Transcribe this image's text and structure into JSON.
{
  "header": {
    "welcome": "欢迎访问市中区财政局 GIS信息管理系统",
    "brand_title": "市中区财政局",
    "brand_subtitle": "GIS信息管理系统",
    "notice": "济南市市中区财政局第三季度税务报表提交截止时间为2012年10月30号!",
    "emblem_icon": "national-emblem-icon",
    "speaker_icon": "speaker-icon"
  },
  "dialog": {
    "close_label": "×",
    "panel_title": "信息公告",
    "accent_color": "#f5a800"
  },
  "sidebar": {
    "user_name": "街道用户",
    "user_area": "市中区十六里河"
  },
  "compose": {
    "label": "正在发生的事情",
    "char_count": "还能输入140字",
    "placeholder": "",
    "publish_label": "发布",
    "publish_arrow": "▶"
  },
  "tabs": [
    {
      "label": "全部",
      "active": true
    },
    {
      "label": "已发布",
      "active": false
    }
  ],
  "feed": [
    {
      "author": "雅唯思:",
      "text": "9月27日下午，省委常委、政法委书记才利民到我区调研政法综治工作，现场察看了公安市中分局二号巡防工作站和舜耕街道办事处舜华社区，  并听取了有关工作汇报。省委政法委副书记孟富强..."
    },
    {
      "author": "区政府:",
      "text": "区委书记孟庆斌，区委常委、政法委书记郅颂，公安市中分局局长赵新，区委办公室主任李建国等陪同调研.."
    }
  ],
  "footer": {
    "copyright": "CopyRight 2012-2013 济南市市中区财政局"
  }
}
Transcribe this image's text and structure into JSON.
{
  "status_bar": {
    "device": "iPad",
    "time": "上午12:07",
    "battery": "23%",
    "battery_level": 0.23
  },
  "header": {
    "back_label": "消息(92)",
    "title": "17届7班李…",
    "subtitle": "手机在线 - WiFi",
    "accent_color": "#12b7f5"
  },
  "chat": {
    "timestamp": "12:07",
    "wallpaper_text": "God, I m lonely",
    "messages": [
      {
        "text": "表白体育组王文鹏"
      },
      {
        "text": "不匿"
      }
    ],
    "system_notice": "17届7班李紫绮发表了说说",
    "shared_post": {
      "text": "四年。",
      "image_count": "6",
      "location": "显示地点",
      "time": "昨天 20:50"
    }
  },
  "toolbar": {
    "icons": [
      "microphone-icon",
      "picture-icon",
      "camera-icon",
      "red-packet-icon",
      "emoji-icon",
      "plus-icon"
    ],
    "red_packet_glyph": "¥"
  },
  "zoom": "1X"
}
____
What to work on
Go over the data above and copy every line that has the word "GIS信息管理系统" in it.

Result for this task
    "welcome": "欢迎访问市中区财政局 GIS信息管理系统",
    "brand_subtitle": "GIS信息管理系统",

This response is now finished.